What the task asks
From the btrfs patch reply below, echo the passage starting with "If we can't" and going on through "device replace operations." word for word.

Source document
================================

Re: [PATCH v4 1/7] btrfs: replace stripe extents

From: Qu Wenruo
Date: Tue Jul 09 2024 - 01:36:57 EST




在 2024/7/8 21:13, Johannes Thumshirn 写道:
On 06.07.24 01:19, Qu Wenruo wrote:


在 2024/7/6 00:43, Johannes Thumshirn 写道:
From: Johannes Thumshirn <johannes.thumshirn@xxxxxxx>

If we can't insert a stripe extent in the RAID stripe tree, because
the key that points to the specific position in the stripe tree is
already existing, we have to remove the item and then replace it by a
new item.

This can happen for example on device replace operations.

In that case, can we just modify the targeted dev stripe?

Or do we have other call sites that can lead to such conflicts?

As I'm not that confident if such replace behavior would mask some real
problems.

================================

[Element and region data]

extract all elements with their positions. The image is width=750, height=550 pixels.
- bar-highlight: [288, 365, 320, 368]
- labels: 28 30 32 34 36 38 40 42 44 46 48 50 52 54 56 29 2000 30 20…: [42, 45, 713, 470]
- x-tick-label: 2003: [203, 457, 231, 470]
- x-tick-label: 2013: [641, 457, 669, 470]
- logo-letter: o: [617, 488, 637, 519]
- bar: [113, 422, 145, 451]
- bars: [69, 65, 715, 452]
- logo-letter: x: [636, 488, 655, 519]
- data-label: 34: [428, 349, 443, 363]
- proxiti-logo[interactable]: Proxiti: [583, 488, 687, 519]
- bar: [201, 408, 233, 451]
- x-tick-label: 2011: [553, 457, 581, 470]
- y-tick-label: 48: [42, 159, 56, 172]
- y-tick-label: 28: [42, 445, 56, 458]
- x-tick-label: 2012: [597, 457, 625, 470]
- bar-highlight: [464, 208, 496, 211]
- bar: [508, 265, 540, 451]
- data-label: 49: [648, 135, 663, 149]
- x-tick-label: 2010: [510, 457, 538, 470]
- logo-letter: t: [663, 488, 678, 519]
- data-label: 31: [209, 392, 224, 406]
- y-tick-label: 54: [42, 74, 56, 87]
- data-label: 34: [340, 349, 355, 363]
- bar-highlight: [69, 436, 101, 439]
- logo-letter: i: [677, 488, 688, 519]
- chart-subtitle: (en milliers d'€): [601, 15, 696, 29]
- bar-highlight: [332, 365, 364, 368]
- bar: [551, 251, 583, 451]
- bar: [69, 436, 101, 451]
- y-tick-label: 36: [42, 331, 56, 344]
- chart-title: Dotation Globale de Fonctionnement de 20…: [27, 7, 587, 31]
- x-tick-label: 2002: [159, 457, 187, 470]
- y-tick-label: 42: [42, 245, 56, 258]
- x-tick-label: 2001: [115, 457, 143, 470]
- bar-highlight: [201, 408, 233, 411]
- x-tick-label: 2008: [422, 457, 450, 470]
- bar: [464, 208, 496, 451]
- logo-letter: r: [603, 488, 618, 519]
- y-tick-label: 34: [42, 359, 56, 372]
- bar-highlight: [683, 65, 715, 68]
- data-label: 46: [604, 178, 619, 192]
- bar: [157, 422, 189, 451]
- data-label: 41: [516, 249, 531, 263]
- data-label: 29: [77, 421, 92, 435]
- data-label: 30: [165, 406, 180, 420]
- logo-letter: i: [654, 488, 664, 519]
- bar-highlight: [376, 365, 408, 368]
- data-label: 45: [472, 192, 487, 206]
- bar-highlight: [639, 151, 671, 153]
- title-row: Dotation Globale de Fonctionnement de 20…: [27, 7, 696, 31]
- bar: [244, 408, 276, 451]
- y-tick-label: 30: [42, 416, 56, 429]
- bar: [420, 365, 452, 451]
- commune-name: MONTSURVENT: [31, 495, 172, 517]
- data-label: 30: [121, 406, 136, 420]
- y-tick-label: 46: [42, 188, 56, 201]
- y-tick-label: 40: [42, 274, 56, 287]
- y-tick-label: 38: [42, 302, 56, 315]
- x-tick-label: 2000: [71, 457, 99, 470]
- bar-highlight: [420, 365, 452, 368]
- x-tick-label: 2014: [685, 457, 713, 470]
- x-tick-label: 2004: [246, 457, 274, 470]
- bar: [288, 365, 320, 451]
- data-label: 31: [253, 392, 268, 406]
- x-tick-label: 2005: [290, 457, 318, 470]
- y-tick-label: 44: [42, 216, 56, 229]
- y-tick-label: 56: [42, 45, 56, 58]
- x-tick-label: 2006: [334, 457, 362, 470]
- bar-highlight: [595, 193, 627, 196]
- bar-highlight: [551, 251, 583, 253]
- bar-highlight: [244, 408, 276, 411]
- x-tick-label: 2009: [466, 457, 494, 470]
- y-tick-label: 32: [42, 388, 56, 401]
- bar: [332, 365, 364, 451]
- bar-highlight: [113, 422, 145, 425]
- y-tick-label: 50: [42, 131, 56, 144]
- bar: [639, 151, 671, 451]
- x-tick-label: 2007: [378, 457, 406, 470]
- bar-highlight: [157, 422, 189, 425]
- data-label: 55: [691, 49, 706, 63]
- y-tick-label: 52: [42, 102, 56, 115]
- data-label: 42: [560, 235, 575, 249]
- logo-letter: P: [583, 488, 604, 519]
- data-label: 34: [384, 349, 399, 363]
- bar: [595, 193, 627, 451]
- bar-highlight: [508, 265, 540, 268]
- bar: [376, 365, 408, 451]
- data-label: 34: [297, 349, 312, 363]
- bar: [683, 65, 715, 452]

================================

The result
If we can't insert a stripe extent in the RAID stripe tree, because
the key that points to the specific position in the stripe tree is
already existing, we have to remove the item and then replace it by a
new item.

This can happen for example on device replace operations.